Aim>
Reproduce every line of the records below verbatim, leaving out the pictures.

Material provided>
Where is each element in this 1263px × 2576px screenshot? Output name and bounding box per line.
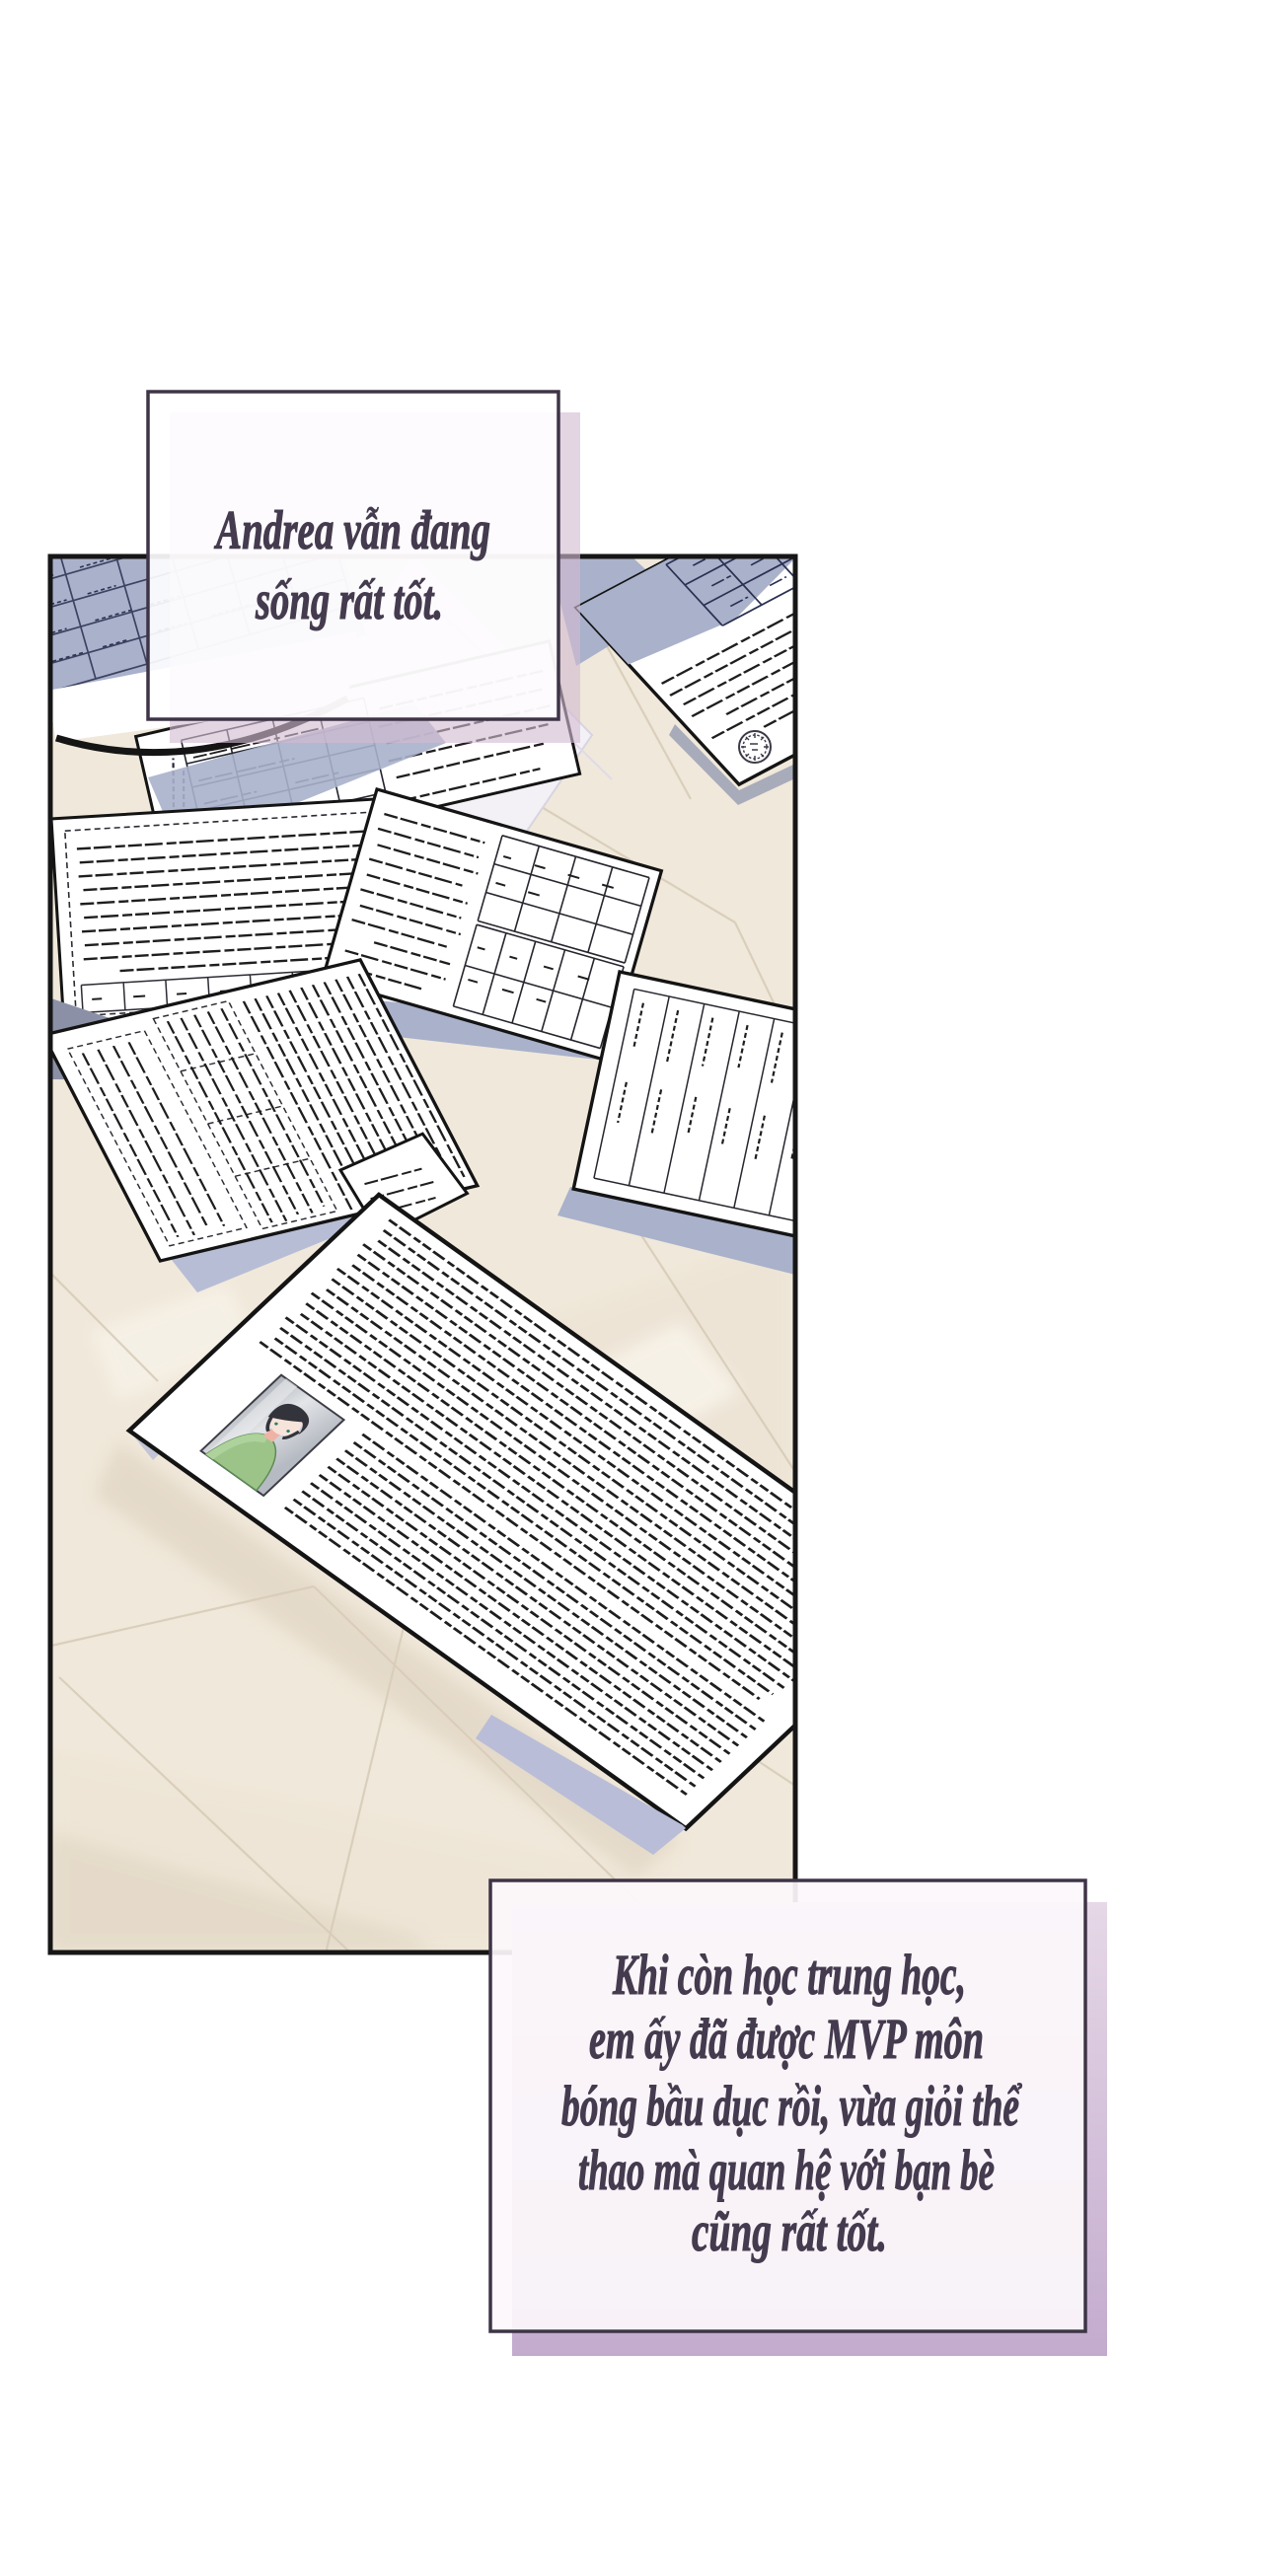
svg-text:Khi còn học trung học,: Khi còn học trung học, bbox=[612, 1943, 966, 2007]
svg-text:em ấy đã được MVP môn: em ấy đã được MVP môn bbox=[589, 2007, 984, 2071]
svg-text:bóng bầu dục rồi, vừa giỏi thể: bóng bầu dục rồi, vừa giỏi thể bbox=[561, 2074, 1022, 2138]
svg-text:sống rất tốt.: sống rất tốt. bbox=[255, 570, 443, 631]
svg-text:cũng rất tốt.: cũng rất tốt. bbox=[692, 2199, 887, 2263]
svg-text:thao mà quan hệ với bạn bè: thao mà quan hệ với bạn bè bbox=[578, 2138, 995, 2202]
svg-text:Andrea vẫn đang: Andrea vẫn đang bbox=[214, 500, 490, 561]
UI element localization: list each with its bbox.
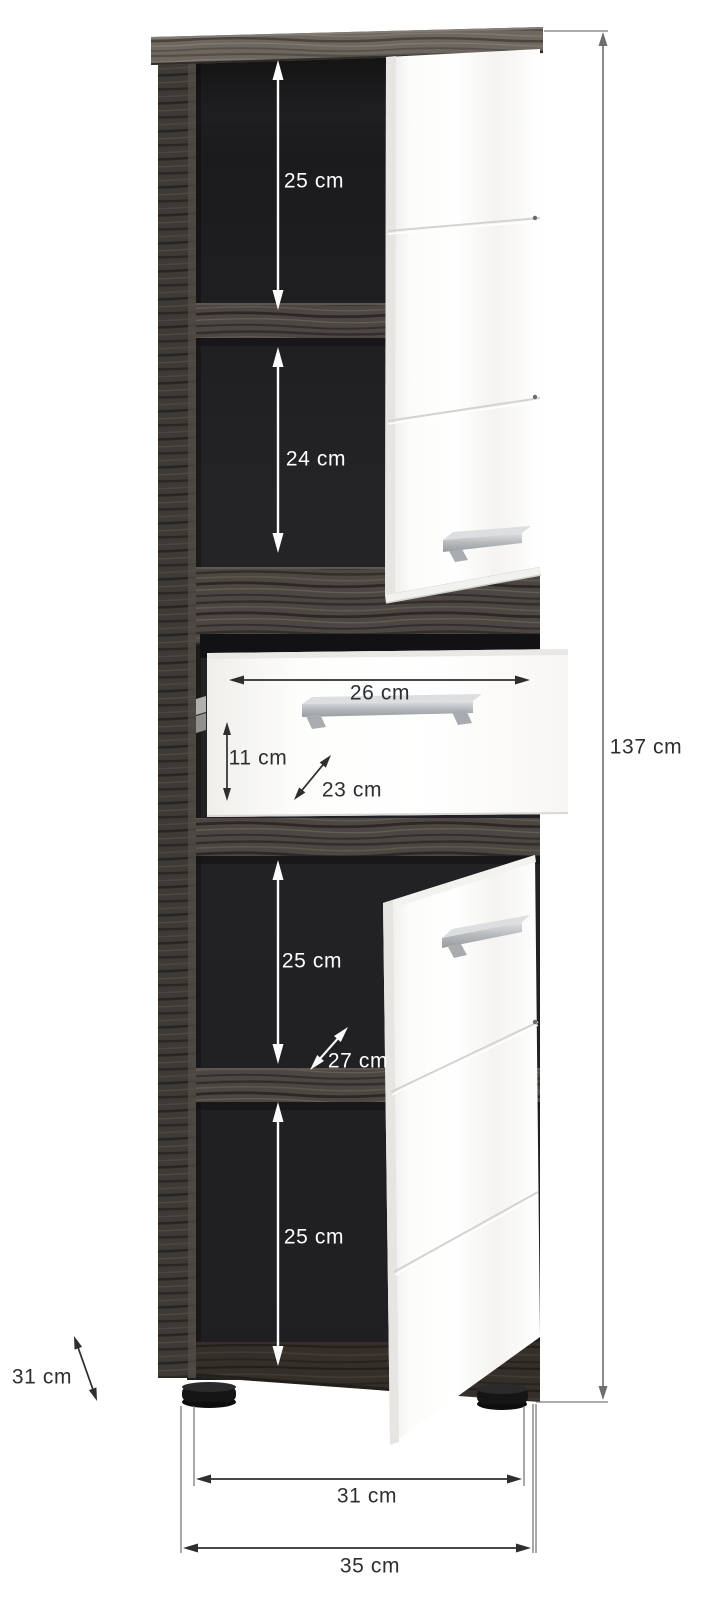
door-screw <box>533 395 537 399</box>
left-side-panel <box>158 48 196 1378</box>
dim-body-depth: 31 cm <box>12 1367 72 1388</box>
dim-second-compartment-height: 24 cm <box>286 449 346 470</box>
dim-drawer-inner-width: 26 cm <box>350 683 410 704</box>
drawer-runner <box>196 696 206 715</box>
door-screw <box>533 1020 537 1024</box>
dim-drawer-depth: 23 cm <box>322 780 382 801</box>
drawer-front <box>207 649 568 817</box>
product-dimension-diagram: 25 cm 24 cm 26 cm 11 cm 23 cm 137 cm 25 … <box>0 0 719 1600</box>
dim-shelf-depth: 27 cm <box>328 1051 388 1072</box>
band-below-drawer <box>186 818 540 856</box>
upper-door <box>385 49 541 603</box>
dim-feet-distance: 31 cm <box>337 1486 397 1507</box>
dim-top-compartment-height: 25 cm <box>284 171 344 192</box>
dim-third-compartment-height: 25 cm <box>282 951 342 972</box>
dim-total-width: 35 cm <box>340 1556 400 1577</box>
dim-bottom-compartment-height: 25 cm <box>284 1227 344 1248</box>
door-screw <box>533 216 537 220</box>
dim-drawer-front-height: 11 cm <box>229 748 288 769</box>
dim-total-height: 137 cm <box>610 737 682 758</box>
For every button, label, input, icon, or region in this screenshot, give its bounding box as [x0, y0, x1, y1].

Response to this task>
Where is each element in this 1263px × 2576px screenshot? Output name and bounding box per line.
svg-text:Khi còn học trung học,: Khi còn học trung học, bbox=[612, 1943, 966, 2007]
svg-text:em ấy đã được MVP môn: em ấy đã được MVP môn bbox=[589, 2007, 984, 2071]
svg-text:bóng bầu dục rồi, vừa giỏi thể: bóng bầu dục rồi, vừa giỏi thể bbox=[561, 2074, 1022, 2138]
svg-text:sống rất tốt.: sống rất tốt. bbox=[255, 570, 443, 631]
svg-text:cũng rất tốt.: cũng rất tốt. bbox=[692, 2199, 887, 2263]
svg-text:thao mà quan hệ với bạn bè: thao mà quan hệ với bạn bè bbox=[578, 2138, 995, 2202]
svg-text:Andrea vẫn đang: Andrea vẫn đang bbox=[214, 500, 490, 561]
UI element localization: list each with its bbox.
door-screw <box>533 395 537 399</box>
left-side-panel <box>158 48 196 1378</box>
dim-body-depth: 31 cm <box>12 1367 72 1388</box>
dim-second-compartment-height: 24 cm <box>286 449 346 470</box>
dim-drawer-inner-width: 26 cm <box>350 683 410 704</box>
drawer-runner <box>196 696 206 715</box>
door-screw <box>533 1020 537 1024</box>
dim-drawer-depth: 23 cm <box>322 780 382 801</box>
drawer-front <box>207 649 568 817</box>
product-dimension-diagram: 25 cm 24 cm 26 cm 11 cm 23 cm 137 cm 25 … <box>0 0 719 1600</box>
dim-shelf-depth: 27 cm <box>328 1051 388 1072</box>
band-below-drawer <box>186 818 540 856</box>
upper-door <box>385 49 541 603</box>
dim-feet-distance: 31 cm <box>337 1486 397 1507</box>
dim-top-compartment-height: 25 cm <box>284 171 344 192</box>
dim-third-compartment-height: 25 cm <box>282 951 342 972</box>
dim-total-width: 35 cm <box>340 1556 400 1577</box>
dim-bottom-compartment-height: 25 cm <box>284 1227 344 1248</box>
door-screw <box>533 216 537 220</box>
dim-drawer-front-height: 11 cm <box>229 748 288 769</box>
dim-total-height: 137 cm <box>610 737 682 758</box>
For every button, label, input, icon, or region in this screenshot, give its bounding box as [x0, y0, x1, y1].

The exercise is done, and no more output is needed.